Can you copy out every one of the rows below, keeping each line identical to the original?

• **DATASET ROWS**:
::::::
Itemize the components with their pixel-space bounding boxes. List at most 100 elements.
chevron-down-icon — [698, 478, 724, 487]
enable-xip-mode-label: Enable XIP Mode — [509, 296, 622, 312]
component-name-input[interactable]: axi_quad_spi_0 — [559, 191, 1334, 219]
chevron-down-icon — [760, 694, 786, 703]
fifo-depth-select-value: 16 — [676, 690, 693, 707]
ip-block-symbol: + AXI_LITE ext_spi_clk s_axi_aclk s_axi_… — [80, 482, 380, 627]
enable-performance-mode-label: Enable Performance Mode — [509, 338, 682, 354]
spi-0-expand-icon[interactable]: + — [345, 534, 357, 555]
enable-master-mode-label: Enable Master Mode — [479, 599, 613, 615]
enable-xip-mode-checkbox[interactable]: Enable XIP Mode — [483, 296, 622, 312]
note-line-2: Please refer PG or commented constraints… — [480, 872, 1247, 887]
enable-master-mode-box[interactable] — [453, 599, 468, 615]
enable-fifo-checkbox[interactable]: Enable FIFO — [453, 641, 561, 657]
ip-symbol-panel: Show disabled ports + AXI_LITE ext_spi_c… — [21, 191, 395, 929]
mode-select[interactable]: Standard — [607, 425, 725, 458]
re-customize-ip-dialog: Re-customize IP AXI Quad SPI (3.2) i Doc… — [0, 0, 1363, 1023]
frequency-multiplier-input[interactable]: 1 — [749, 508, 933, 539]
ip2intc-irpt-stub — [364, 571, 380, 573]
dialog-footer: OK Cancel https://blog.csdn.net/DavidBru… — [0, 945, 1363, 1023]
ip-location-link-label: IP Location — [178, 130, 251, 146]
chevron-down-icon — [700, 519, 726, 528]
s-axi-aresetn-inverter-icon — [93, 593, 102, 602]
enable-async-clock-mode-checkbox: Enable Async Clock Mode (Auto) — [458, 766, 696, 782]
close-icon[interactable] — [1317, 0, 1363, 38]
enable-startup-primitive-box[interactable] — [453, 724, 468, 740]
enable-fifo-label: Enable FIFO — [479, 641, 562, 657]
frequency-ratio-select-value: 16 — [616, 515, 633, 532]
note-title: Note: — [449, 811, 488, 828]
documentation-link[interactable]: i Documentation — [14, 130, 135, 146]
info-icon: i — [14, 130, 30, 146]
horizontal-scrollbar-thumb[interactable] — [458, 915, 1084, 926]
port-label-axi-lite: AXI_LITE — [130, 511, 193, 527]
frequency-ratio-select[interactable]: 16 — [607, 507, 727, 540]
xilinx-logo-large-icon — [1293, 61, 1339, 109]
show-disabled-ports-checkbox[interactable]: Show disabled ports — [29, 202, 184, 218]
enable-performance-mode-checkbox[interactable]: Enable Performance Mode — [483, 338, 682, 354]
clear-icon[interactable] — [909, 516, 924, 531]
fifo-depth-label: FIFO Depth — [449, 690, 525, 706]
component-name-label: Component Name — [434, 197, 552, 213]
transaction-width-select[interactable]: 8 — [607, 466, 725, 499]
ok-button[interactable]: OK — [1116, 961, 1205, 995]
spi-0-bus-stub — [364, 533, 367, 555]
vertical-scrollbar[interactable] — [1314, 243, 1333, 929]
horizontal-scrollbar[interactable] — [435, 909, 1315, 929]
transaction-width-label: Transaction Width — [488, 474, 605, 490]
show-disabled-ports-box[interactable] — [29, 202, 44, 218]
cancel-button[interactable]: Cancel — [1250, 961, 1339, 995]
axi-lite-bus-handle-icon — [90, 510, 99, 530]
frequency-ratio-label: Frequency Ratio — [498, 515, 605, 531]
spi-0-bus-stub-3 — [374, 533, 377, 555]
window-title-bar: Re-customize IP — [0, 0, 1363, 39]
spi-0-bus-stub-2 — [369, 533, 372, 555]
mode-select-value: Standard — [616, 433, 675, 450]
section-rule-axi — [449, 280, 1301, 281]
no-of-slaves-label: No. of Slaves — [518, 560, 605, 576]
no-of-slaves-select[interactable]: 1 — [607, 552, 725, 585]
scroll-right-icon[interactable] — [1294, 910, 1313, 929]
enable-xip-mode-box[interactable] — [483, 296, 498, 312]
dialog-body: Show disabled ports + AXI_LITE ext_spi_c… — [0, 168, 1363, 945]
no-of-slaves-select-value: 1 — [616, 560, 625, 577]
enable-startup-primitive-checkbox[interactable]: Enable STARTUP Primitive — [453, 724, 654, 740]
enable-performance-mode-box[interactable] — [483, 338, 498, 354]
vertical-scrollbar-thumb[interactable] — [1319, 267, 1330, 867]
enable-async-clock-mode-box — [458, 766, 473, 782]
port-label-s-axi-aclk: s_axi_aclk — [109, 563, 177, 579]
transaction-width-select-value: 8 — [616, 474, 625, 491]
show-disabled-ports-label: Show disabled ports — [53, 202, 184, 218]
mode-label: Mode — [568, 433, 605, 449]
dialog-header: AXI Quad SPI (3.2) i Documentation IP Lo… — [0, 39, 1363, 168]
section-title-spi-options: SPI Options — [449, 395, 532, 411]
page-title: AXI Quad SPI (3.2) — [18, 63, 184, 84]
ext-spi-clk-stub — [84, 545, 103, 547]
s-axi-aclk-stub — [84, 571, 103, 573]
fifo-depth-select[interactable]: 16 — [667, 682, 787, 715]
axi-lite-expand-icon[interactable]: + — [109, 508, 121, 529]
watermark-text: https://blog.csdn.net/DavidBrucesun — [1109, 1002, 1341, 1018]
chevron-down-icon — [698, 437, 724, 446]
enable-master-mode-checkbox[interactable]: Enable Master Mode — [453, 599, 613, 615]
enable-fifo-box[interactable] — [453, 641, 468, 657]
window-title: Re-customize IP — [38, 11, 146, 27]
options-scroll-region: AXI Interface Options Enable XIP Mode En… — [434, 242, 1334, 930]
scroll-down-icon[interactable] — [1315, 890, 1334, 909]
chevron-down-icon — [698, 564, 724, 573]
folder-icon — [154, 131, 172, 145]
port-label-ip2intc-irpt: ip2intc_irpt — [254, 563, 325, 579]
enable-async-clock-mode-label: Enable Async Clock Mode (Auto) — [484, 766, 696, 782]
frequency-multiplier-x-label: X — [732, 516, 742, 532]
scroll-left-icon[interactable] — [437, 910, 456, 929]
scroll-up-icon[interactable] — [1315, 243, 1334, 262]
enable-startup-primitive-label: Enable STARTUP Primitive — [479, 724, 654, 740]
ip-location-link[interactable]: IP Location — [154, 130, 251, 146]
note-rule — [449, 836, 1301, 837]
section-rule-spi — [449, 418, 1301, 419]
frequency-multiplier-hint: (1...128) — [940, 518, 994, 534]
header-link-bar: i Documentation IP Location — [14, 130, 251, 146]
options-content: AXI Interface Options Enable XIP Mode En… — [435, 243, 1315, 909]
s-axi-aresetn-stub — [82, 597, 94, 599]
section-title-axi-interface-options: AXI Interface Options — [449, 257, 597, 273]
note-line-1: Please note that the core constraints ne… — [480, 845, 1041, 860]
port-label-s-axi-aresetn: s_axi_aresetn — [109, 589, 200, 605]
::::::
• **THE REPLY**:
Itemize the components with their pixel-space bounding boxes. List at most 100 elements.
chevron-down-icon — [698, 478, 724, 487]
enable-xip-mode-label: Enable XIP Mode — [509, 296, 622, 312]
component-name-input[interactable]: axi_quad_spi_0 — [559, 191, 1334, 219]
chevron-down-icon — [760, 694, 786, 703]
fifo-depth-select-value: 16 — [676, 690, 693, 707]
ip-block-symbol: + AXI_LITE ext_spi_clk s_axi_aclk s_axi_… — [80, 482, 380, 627]
enable-performance-mode-label: Enable Performance Mode — [509, 338, 682, 354]
spi-0-expand-icon[interactable]: + — [345, 534, 357, 555]
enable-master-mode-label: Enable Master Mode — [479, 599, 613, 615]
enable-xip-mode-checkbox[interactable]: Enable XIP Mode — [483, 296, 622, 312]
note-line-2: Please refer PG or commented constraints… — [480, 872, 1247, 887]
enable-master-mode-box[interactable] — [453, 599, 468, 615]
enable-fifo-checkbox[interactable]: Enable FIFO — [453, 641, 561, 657]
ip-symbol-panel: Show disabled ports + AXI_LITE ext_spi_c… — [21, 191, 395, 929]
mode-select[interactable]: Standard — [607, 425, 725, 458]
re-customize-ip-dialog: Re-customize IP AXI Quad SPI (3.2) i Doc… — [0, 0, 1363, 1023]
frequency-multiplier-input[interactable]: 1 — [749, 508, 933, 539]
ip2intc-irpt-stub — [364, 571, 380, 573]
dialog-footer: OK Cancel https://blog.csdn.net/DavidBru… — [0, 945, 1363, 1023]
ip-location-link-label: IP Location — [178, 130, 251, 146]
chevron-down-icon — [700, 519, 726, 528]
s-axi-aresetn-inverter-icon — [93, 593, 102, 602]
enable-async-clock-mode-checkbox: Enable Async Clock Mode (Auto) — [458, 766, 696, 782]
close-icon[interactable] — [1317, 0, 1363, 38]
enable-startup-primitive-box[interactable] — [453, 724, 468, 740]
enable-fifo-label: Enable FIFO — [479, 641, 562, 657]
frequency-ratio-select-value: 16 — [616, 515, 633, 532]
note-title: Note: — [449, 811, 488, 828]
documentation-link[interactable]: i Documentation — [14, 130, 135, 146]
info-icon: i — [14, 130, 30, 146]
horizontal-scrollbar-thumb[interactable] — [458, 915, 1084, 926]
port-label-axi-lite: AXI_LITE — [130, 511, 193, 527]
frequency-ratio-select[interactable]: 16 — [607, 507, 727, 540]
xilinx-logo-large-icon — [1293, 61, 1339, 109]
show-disabled-ports-checkbox[interactable]: Show disabled ports — [29, 202, 184, 218]
enable-performance-mode-checkbox[interactable]: Enable Performance Mode — [483, 338, 682, 354]
clear-icon[interactable] — [909, 516, 924, 531]
fifo-depth-label: FIFO Depth — [449, 690, 525, 706]
component-name-label: Component Name — [434, 197, 552, 213]
transaction-width-select[interactable]: 8 — [607, 466, 725, 499]
ok-button[interactable]: OK — [1116, 961, 1205, 995]
spi-0-bus-stub — [364, 533, 367, 555]
vertical-scrollbar[interactable] — [1314, 243, 1333, 929]
horizontal-scrollbar[interactable] — [435, 909, 1315, 929]
transaction-width-label: Transaction Width — [488, 474, 605, 490]
show-disabled-ports-box[interactable] — [29, 202, 44, 218]
cancel-button[interactable]: Cancel — [1250, 961, 1339, 995]
axi-lite-bus-handle-icon — [90, 510, 99, 530]
frequency-ratio-label: Frequency Ratio — [498, 515, 605, 531]
spi-0-bus-stub-3 — [374, 533, 377, 555]
window-title-bar: Re-customize IP — [0, 0, 1363, 39]
spi-0-bus-stub-2 — [369, 533, 372, 555]
mode-select-value: Standard — [616, 433, 675, 450]
section-rule-axi — [449, 280, 1301, 281]
no-of-slaves-label: No. of Slaves — [518, 560, 605, 576]
no-of-slaves-select[interactable]: 1 — [607, 552, 725, 585]
scroll-right-icon[interactable] — [1294, 910, 1313, 929]
enable-xip-mode-box[interactable] — [483, 296, 498, 312]
dialog-body: Show disabled ports + AXI_LITE ext_spi_c… — [0, 168, 1363, 945]
no-of-slaves-select-value: 1 — [616, 560, 625, 577]
enable-startup-primitive-checkbox[interactable]: Enable STARTUP Primitive — [453, 724, 654, 740]
enable-performance-mode-box[interactable] — [483, 338, 498, 354]
vertical-scrollbar-thumb[interactable] — [1319, 267, 1330, 867]
enable-async-clock-mode-box — [458, 766, 473, 782]
port-label-s-axi-aclk: s_axi_aclk — [109, 563, 177, 579]
transaction-width-select-value: 8 — [616, 474, 625, 491]
show-disabled-ports-label: Show disabled ports — [53, 202, 184, 218]
mode-label: Mode — [568, 433, 605, 449]
dialog-header: AXI Quad SPI (3.2) i Documentation IP Lo… — [0, 39, 1363, 168]
section-title-spi-options: SPI Options — [449, 395, 532, 411]
page-title: AXI Quad SPI (3.2) — [18, 63, 184, 84]
ext-spi-clk-stub — [84, 545, 103, 547]
s-axi-aclk-stub — [84, 571, 103, 573]
fifo-depth-select[interactable]: 16 — [667, 682, 787, 715]
axi-lite-expand-icon[interactable]: + — [109, 508, 121, 529]
watermark-text: https://blog.csdn.net/DavidBrucesun — [1109, 1002, 1341, 1018]
chevron-down-icon — [698, 437, 724, 446]
enable-master-mode-checkbox[interactable]: Enable Master Mode — [453, 599, 613, 615]
enable-fifo-box[interactable] — [453, 641, 468, 657]
window-title: Re-customize IP — [38, 11, 146, 27]
options-scroll-region: AXI Interface Options Enable XIP Mode En… — [434, 242, 1334, 930]
scroll-down-icon[interactable] — [1315, 890, 1334, 909]
chevron-down-icon — [698, 564, 724, 573]
folder-icon — [154, 131, 172, 145]
port-label-ip2intc-irpt: ip2intc_irpt — [254, 563, 325, 579]
enable-async-clock-mode-label: Enable Async Clock Mode (Auto) — [484, 766, 696, 782]
frequency-multiplier-x-label: X — [732, 516, 742, 532]
scroll-left-icon[interactable] — [437, 910, 456, 929]
scroll-up-icon[interactable] — [1315, 243, 1334, 262]
enable-startup-primitive-label: Enable STARTUP Primitive — [479, 724, 654, 740]
ip-location-link[interactable]: IP Location — [154, 130, 251, 146]
note-rule — [449, 836, 1301, 837]
section-rule-spi — [449, 418, 1301, 419]
frequency-multiplier-hint: (1...128) — [940, 518, 994, 534]
header-link-bar: i Documentation IP Location — [14, 130, 251, 146]
options-content: AXI Interface Options Enable XIP Mode En… — [435, 243, 1315, 909]
s-axi-aresetn-stub — [82, 597, 94, 599]
section-title-axi-interface-options: AXI Interface Options — [449, 257, 597, 273]
note-line-1: Please note that the core constraints ne… — [480, 845, 1041, 860]
port-label-s-axi-aresetn: s_axi_aresetn — [109, 589, 200, 605]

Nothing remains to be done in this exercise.